Task objective: Every line below that contains "flag" is to be copied.

[Start Data rows]

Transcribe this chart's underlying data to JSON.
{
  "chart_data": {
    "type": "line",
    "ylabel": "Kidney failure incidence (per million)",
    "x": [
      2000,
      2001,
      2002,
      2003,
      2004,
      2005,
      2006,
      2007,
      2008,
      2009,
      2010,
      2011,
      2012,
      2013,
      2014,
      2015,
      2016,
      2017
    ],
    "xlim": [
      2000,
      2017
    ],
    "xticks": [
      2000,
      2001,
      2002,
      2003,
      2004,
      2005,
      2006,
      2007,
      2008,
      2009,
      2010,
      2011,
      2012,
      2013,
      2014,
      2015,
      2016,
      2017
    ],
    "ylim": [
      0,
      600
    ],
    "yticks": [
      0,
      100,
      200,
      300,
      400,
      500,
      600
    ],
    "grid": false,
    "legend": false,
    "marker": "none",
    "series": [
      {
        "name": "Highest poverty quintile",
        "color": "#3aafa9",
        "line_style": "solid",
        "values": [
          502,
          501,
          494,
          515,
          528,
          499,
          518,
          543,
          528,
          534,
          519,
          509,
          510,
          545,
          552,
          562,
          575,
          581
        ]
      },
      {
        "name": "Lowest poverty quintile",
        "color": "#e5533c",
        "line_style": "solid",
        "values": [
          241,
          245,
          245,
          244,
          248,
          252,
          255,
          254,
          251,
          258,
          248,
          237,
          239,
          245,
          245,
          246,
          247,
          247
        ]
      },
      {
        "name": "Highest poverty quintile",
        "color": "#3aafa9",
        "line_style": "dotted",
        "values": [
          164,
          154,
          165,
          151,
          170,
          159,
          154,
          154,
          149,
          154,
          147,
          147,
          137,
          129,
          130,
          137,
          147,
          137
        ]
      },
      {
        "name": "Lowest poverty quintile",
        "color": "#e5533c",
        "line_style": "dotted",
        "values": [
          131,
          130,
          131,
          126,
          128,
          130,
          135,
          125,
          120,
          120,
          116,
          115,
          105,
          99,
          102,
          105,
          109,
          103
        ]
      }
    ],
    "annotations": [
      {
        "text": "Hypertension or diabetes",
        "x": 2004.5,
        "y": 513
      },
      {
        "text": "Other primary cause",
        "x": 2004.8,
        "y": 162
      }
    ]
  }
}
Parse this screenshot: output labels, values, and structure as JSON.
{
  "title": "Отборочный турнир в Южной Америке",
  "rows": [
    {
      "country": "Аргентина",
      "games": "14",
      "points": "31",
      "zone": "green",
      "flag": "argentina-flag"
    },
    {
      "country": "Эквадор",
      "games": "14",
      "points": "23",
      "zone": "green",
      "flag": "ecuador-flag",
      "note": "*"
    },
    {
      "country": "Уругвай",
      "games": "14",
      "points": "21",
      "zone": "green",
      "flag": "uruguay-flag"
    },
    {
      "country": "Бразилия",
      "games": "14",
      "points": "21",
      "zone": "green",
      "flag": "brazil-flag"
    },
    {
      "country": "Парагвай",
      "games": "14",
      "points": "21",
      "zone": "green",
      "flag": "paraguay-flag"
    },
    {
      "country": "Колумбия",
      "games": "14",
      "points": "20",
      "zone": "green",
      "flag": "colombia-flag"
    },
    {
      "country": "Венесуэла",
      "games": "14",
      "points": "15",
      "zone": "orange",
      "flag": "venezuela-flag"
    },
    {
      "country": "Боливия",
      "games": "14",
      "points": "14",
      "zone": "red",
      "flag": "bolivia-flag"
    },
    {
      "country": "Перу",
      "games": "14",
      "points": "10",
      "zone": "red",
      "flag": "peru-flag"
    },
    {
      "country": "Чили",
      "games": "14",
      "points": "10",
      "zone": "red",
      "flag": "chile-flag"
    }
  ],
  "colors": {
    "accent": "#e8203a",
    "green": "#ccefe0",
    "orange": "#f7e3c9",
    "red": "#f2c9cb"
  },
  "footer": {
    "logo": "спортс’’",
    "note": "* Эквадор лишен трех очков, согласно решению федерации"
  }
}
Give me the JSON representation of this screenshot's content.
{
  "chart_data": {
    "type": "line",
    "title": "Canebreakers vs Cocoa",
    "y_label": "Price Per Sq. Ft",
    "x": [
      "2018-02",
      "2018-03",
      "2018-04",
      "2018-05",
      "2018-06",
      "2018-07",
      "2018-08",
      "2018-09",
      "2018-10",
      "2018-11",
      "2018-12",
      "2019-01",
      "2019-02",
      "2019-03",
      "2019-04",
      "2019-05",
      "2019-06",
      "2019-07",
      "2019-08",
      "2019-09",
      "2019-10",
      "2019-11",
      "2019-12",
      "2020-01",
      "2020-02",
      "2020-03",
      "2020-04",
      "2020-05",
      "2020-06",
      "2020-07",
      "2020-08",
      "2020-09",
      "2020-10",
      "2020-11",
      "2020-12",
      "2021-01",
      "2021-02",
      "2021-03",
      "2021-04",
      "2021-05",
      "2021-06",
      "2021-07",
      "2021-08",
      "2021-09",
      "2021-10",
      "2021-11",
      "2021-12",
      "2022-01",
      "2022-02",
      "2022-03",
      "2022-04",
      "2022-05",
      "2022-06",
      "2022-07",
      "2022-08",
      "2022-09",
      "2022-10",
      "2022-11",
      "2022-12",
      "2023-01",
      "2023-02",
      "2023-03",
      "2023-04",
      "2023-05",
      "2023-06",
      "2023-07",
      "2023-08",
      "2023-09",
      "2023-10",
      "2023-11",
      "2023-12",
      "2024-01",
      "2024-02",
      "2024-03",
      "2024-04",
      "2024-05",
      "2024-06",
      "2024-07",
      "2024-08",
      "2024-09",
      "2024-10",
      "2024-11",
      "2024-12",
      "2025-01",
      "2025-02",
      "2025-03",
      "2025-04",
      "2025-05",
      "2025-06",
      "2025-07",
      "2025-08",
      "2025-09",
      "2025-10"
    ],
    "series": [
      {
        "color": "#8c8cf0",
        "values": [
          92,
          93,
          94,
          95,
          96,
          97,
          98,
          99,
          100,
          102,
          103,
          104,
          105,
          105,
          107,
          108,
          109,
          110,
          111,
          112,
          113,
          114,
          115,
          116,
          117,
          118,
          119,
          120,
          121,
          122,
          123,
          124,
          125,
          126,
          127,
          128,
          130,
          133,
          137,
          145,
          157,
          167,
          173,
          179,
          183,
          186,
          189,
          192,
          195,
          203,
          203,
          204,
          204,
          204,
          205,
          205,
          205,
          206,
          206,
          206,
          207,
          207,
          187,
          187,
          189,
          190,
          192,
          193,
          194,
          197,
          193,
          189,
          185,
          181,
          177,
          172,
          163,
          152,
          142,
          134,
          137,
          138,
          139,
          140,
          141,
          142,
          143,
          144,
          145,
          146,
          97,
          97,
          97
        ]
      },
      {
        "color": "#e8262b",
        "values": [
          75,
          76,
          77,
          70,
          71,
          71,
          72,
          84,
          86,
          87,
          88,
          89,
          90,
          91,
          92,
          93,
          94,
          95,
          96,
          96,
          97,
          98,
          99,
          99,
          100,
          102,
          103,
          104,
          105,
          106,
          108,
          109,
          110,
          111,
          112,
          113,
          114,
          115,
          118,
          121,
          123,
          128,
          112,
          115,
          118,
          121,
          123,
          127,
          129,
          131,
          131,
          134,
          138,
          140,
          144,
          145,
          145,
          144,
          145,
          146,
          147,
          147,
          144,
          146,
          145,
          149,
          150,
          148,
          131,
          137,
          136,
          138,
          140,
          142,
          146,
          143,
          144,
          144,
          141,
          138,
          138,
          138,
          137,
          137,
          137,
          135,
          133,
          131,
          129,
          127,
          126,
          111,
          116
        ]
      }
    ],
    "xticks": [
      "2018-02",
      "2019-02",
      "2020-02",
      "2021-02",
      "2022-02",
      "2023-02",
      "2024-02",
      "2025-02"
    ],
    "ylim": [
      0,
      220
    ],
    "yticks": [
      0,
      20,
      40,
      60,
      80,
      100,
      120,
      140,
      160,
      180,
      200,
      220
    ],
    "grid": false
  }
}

[End Data rows]

Response:
      "flag": "argentina-flag"
      "flag": "ecuador-flag",
      "flag": "uruguay-flag"
      "flag": "brazil-flag"
      "flag": "paraguay-flag"
      "flag": "colombia-flag"
      "flag": "venezuela-flag"
      "flag": "bolivia-flag"
      "flag": "peru-flag"
      "flag": "chile-flag"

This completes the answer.